[Chart and figure data]

::::

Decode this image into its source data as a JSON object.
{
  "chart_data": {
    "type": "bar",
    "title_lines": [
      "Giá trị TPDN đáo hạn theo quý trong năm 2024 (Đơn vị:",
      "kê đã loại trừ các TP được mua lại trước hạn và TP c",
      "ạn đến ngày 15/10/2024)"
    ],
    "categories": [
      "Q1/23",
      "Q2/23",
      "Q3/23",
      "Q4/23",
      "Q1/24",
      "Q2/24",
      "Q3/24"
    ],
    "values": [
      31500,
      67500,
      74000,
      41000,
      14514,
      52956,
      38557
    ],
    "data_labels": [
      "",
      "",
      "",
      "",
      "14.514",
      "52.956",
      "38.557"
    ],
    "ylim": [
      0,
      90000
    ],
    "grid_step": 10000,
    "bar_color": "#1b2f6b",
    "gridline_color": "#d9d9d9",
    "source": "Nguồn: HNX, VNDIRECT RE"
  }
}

::::

Exercise requirements:
Repeat each record exactly. Omit nothing.

Exercise answer:
Decode this image into its source data as a JSON object.
{
  "chart_data": {
    "type": "bar",
    "title_lines": [
      "Giá trị TPDN đáo hạn theo quý trong năm 2024 (Đơn vị:",
      "kê đã loại trừ các TP được mua lại trước hạn và TP c",
      "ạn đến ngày 15/10/2024)"
    ],
    "categories": [
      "Q1/23",
      "Q2/23",
      "Q3/23",
      "Q4/23",
      "Q1/24",
      "Q2/24",
      "Q3/24"
    ],
    "values": [
      31500,
      67500,
      74000,
      41000,
      14514,
      52956,
      38557
    ],
    "data_labels": [
      "",
      "",
      "",
      "",
      "14.514",
      "52.956",
      "38.557"
    ],
    "ylim": [
      0,
      90000
    ],
    "grid_step": 10000,
    "bar_color": "#1b2f6b",
    "gridline_color": "#d9d9d9",
    "source": "Nguồn: HNX, VNDIRECT RE"
  }
}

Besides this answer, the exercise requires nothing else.